Description of the task —
Retype each line of the material exactly, please, skipping any picture in it.
************
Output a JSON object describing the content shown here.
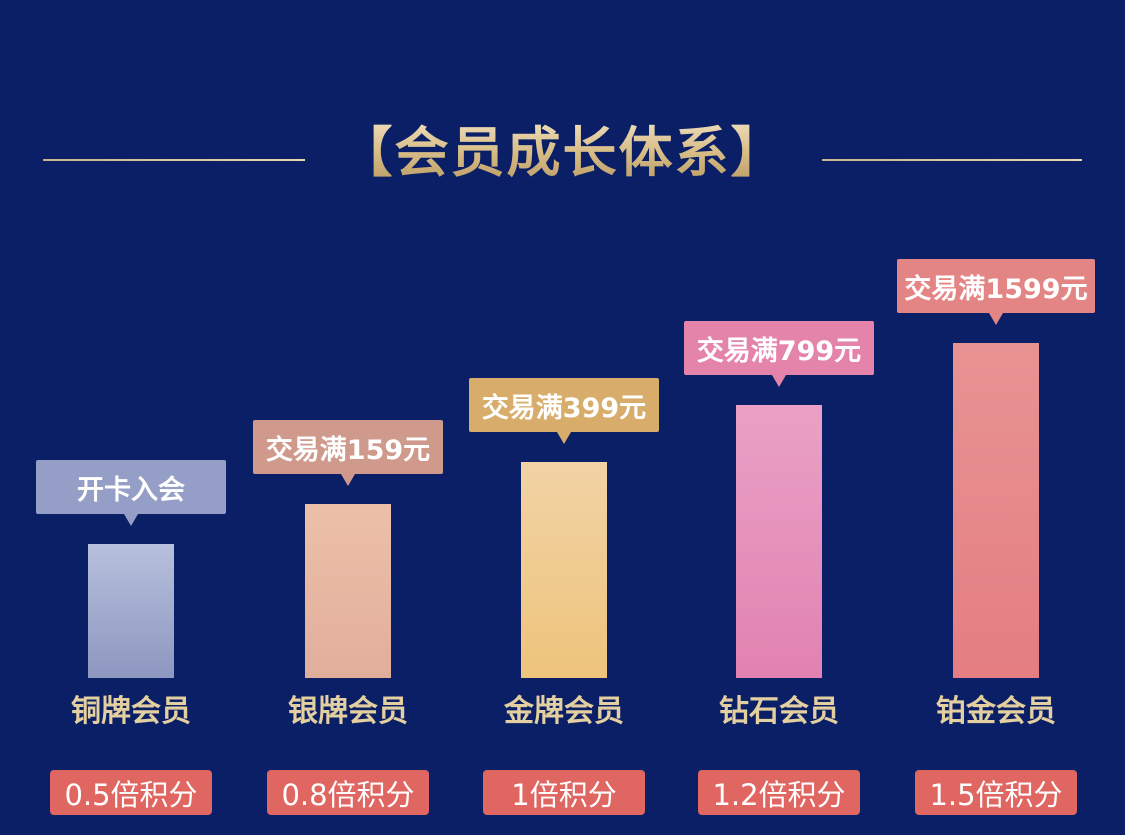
{
  "title": "【会员成长体系】",
  "colors": {
    "background": "#0a1f66",
    "title_gold": "#e6d2a2",
    "points_pill": "#e06662"
  },
  "chart_data": {
    "type": "bar",
    "title": "【会员成长体系】",
    "categories": [
      "铜牌会员",
      "银牌会员",
      "金牌会员",
      "钻石会员",
      "铂金会员"
    ],
    "thresholds": [
      "开卡入会",
      "交易满159元",
      "交易满399元",
      "交易满799元",
      "交易满1599元"
    ],
    "points": [
      "0.5倍积分",
      "0.8倍积分",
      "1倍积分",
      "1.2倍积分",
      "1.5倍积分"
    ],
    "values": [
      0.5,
      0.8,
      1,
      1.2,
      1.5
    ],
    "bar_colors": [
      [
        "#b7c0dc",
        "#8d97c0"
      ],
      [
        "#ecc0a8",
        "#e2ae9c"
      ],
      [
        "#f2d3a5",
        "#eec47c"
      ],
      [
        "#eaa1c6",
        "#e182b0"
      ],
      [
        "#e89393",
        "#e47e83"
      ]
    ],
    "tag_colors": [
      "#959ec6",
      "#cf998c",
      "#d8ad6c",
      "#e584ab",
      "#e48585"
    ]
  }
}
************
Exercise result —
Output a JSON object describing the content shown here.
{
  "title": "【会员成长体系】",
  "colors": {
    "background": "#0a1f66",
    "title_gold": "#e6d2a2",
    "points_pill": "#e06662"
  },
  "chart_data": {
    "type": "bar",
    "title": "【会员成长体系】",
    "categories": [
      "铜牌会员",
      "银牌会员",
      "金牌会员",
      "钻石会员",
      "铂金会员"
    ],
    "thresholds": [
      "开卡入会",
      "交易满159元",
      "交易满399元",
      "交易满799元",
      "交易满1599元"
    ],
    "points": [
      "0.5倍积分",
      "0.8倍积分",
      "1倍积分",
      "1.2倍积分",
      "1.5倍积分"
    ],
    "values": [
      0.5,
      0.8,
      1,
      1.2,
      1.5
    ],
    "bar_colors": [
      [
        "#b7c0dc",
        "#8d97c0"
      ],
      [
        "#ecc0a8",
        "#e2ae9c"
      ],
      [
        "#f2d3a5",
        "#eec47c"
      ],
      [
        "#eaa1c6",
        "#e182b0"
      ],
      [
        "#e89393",
        "#e47e83"
      ]
    ],
    "tag_colors": [
      "#959ec6",
      "#cf998c",
      "#d8ad6c",
      "#e584ab",
      "#e48585"
    ]
  }
}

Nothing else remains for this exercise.